-- BEGIN Quoted passage --
I thought ‘dream or no dream’ I was going to explore further. I closed the Tardis door, and removed the strange looking key. (I can’t be too critical here, as JAWA-CZ keys are one of the strangest ones in existence!) I put it safely in my jeans’ pocket. You know the one, that little extra small pocket, that is just handy for keeping the odd coin that you do not want to lose easily!

I stood there staring at the alleyway. It was a long time since I was in such a place (people in other areas like Cheshire usually refer to an alleyway as ‘the entry’). These alleyways allowed limited access to the rear of terraced houses for residents and utility vehicles such as dustbin wagons (ash carts?). I remember the street that I used to live in as a kid (St. Mark St.) did not have such a luxury. I clearly remember how I used to help my dad carry the dustbin (trashcan) through the house to put it out for the dustbin man every Thursday. This was before the days of the conception of black plastic bin bags or wheelie bins! The other problem with living in such a house, is that whenever I had to do any serious work on my motorbike, I had to manoeuvre it carefully and quite arduously through the house in order to get to the shed at the rear of the house. During my teenage years our corridor and kitchen saw through traffic to such things as Vespas, Bantams and Royal Enfields, not to mention my dad’s CZ 125 which needed a new piston after the autolube stopped working. Guess who was riding it at the time? Yes me!
-- END Quoted passage --
-- BEGIN Supplied material --
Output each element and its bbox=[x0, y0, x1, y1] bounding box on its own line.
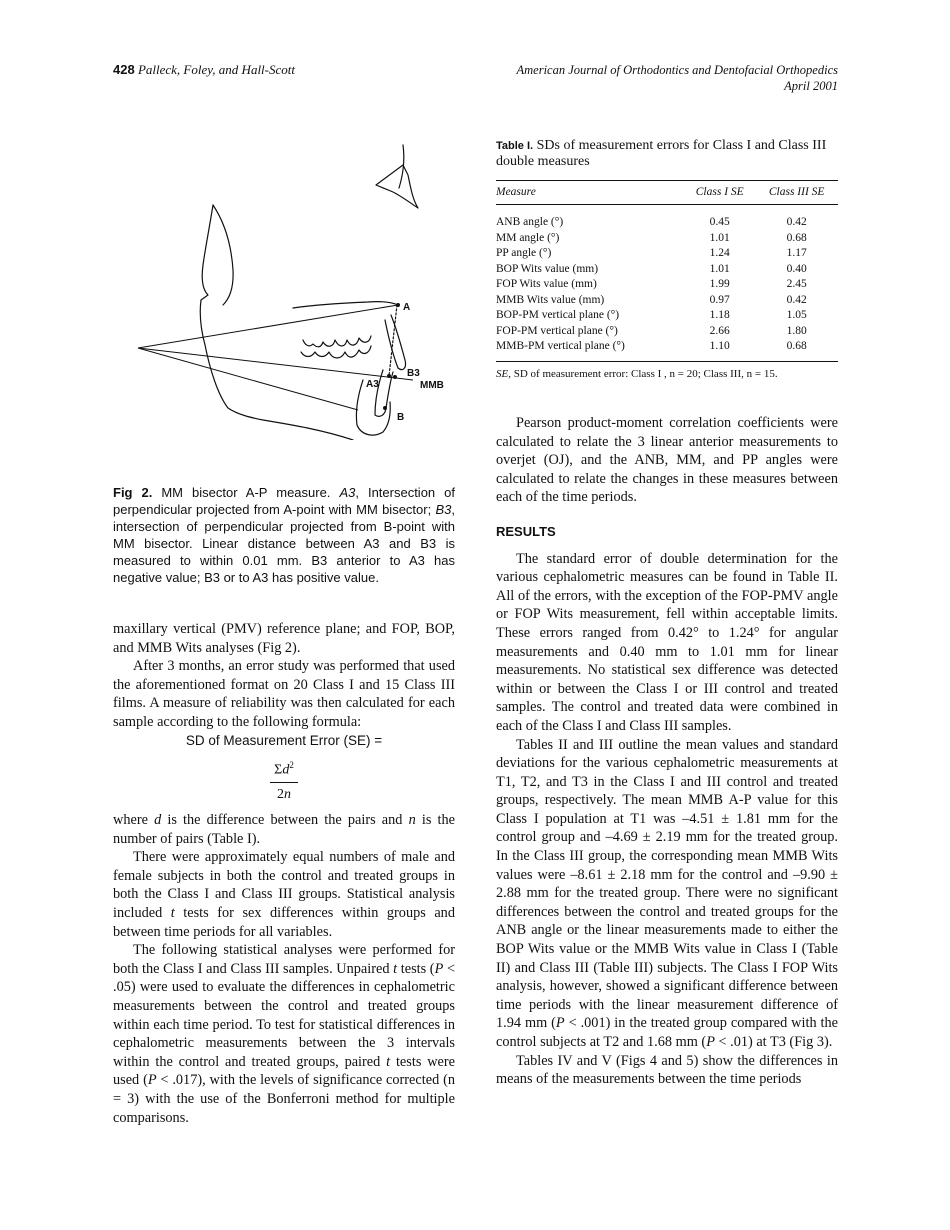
-- END Supplied material --
**Problems to work on**
**a)** Reproduce the alleyway passage from "I thought ‘dream" up to and including "to lose easily!", copying the wording exactly.
**b)** In the alleyway passage, does each of these statements agree with the text: (i) the key was put in a jeans pocket, (ii) the street St. Mark St. had an alleyway behind its houses, (iii) the dad's CZ 125 needed a new piston? For each statement, answer yes or no and quote the words of the passage that decide it.

**Answers to the exercises**
**a)**
I thought ‘dream or no dream’ I was going to explore further. I closed the Tardis door, and removed the strange looking key. (I can’t be too critical here, as JAWA-CZ keys are one of the strangest ones in existence!) I put it safely in my jeans’ pocket. You know the one, that little extra small pocket, that is just handy for keeping the odd coin that you do not want to lose easily!

**b)**
(i) Yes: "I put it safely in my jeans’ pocket."
(ii) No: "I remember the street that I used to live in as a kid (St. Mark St.) did not have such a luxury."
(iii) Yes: "my dad’s CZ 125 which needed a new piston after the autolube stopped working."